Dataset items
=-=-=-=-=

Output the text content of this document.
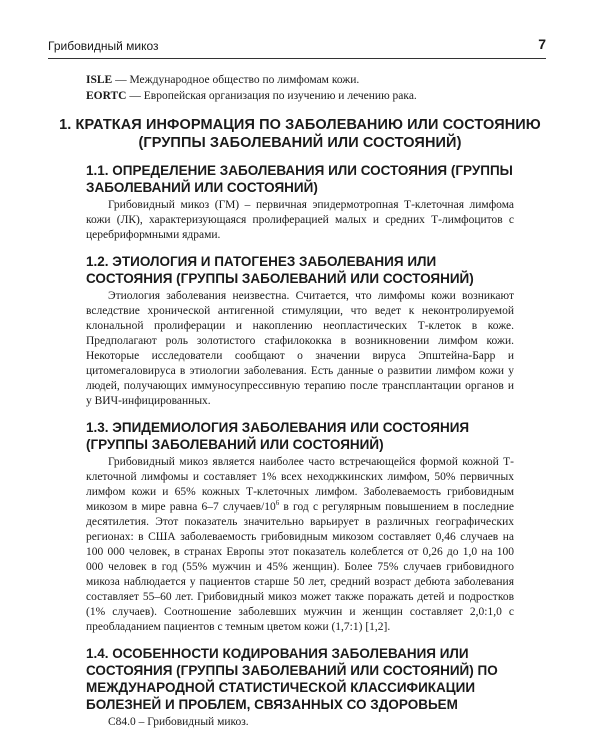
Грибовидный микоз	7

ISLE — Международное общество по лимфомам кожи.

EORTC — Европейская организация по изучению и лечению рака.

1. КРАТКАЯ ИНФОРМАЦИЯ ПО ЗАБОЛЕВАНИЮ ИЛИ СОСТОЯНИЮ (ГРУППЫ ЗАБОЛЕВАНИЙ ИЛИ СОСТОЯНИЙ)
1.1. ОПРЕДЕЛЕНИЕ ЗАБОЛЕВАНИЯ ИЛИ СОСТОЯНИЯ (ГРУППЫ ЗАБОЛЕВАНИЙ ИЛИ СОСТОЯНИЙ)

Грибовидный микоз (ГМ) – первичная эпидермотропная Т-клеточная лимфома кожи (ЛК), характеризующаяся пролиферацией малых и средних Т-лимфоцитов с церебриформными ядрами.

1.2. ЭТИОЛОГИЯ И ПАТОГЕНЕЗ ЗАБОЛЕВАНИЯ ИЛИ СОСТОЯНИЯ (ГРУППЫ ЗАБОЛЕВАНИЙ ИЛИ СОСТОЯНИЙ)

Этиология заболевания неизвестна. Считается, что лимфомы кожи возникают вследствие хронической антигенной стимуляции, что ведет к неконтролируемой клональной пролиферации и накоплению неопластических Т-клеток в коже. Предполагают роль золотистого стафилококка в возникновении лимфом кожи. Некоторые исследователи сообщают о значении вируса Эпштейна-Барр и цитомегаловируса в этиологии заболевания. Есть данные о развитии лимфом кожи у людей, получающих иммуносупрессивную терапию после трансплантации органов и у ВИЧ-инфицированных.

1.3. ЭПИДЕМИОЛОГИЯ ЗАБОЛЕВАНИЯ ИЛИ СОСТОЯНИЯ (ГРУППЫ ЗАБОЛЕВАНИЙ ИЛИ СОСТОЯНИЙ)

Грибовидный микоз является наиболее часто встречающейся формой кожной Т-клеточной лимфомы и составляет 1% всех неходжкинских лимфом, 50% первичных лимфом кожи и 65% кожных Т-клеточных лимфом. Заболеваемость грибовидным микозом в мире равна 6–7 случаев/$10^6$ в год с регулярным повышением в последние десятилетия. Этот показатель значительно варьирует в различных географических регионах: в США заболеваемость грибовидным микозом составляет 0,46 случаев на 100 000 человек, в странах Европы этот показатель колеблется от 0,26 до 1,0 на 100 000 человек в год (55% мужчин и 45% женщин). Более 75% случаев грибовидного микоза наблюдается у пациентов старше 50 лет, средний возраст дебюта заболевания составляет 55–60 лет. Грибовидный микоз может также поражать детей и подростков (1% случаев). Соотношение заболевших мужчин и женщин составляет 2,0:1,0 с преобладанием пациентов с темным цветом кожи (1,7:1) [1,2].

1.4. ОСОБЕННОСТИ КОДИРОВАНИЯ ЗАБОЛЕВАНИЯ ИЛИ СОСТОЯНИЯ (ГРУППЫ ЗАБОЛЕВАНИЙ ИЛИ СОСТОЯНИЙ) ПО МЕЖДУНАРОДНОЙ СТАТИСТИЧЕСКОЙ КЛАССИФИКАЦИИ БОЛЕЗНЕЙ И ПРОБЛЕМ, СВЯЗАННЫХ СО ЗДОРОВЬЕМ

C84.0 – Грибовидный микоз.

=-=-=-=-=

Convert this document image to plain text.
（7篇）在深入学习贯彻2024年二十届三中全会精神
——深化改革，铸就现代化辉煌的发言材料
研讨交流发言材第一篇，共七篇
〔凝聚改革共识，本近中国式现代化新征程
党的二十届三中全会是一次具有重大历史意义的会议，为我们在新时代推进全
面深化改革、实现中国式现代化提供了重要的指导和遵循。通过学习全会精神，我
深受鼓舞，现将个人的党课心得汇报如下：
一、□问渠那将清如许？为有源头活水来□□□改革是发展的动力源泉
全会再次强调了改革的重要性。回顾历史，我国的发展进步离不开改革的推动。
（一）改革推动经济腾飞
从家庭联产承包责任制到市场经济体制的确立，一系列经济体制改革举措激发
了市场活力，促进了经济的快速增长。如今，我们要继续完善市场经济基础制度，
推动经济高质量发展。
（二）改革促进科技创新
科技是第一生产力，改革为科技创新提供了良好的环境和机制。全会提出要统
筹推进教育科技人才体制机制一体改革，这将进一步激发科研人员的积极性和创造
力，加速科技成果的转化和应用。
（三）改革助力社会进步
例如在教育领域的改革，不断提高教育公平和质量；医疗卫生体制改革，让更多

=-=-=-=-=

Task goal - Say, as a single number and nothing more, how many lines of the entries contain the word "document".

Correct output - 2